* EXERCISE: Each line that holds the word "один" is to be identified and copied.

········

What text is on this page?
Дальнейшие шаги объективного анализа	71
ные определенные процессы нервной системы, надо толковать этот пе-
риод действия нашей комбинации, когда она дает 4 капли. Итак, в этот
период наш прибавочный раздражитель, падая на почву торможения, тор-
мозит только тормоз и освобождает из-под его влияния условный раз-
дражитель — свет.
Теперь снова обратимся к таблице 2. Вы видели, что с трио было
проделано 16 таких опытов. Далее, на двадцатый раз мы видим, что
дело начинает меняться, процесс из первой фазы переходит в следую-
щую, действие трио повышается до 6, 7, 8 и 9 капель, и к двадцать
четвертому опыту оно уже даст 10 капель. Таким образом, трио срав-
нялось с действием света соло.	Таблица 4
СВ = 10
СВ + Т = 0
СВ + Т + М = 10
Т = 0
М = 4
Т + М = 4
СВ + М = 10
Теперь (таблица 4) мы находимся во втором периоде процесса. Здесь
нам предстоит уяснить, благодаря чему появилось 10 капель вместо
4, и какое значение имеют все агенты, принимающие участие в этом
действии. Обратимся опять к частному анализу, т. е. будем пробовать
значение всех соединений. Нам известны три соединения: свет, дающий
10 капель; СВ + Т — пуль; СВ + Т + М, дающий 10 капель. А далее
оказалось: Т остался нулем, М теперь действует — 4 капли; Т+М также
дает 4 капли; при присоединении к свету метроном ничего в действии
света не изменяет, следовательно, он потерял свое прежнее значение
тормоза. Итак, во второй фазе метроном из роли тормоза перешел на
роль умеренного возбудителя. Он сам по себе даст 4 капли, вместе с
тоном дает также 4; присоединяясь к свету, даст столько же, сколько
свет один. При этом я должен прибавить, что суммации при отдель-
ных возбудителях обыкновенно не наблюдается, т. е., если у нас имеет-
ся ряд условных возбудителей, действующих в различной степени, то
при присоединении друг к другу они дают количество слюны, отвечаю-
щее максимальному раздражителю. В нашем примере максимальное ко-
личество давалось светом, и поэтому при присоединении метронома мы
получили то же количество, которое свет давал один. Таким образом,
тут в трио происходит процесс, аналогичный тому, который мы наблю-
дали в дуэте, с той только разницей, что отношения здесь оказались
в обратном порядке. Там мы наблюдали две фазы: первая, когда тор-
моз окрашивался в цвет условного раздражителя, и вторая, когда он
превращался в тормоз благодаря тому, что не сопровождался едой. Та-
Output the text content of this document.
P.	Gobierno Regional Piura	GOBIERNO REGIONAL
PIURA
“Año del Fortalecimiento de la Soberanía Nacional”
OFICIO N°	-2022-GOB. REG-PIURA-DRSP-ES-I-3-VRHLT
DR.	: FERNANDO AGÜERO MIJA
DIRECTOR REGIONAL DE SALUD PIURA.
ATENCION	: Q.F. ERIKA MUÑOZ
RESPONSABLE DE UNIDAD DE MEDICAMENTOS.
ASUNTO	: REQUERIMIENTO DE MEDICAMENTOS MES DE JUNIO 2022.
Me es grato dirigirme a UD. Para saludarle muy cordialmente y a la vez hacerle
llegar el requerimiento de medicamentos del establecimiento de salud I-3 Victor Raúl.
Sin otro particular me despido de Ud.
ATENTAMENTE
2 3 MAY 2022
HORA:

········

* CORRECT ANSWER:
свет один. При этом я должен прибавить, что суммации при отдель-
получили то же количество, которое свет давал один. Таким образом,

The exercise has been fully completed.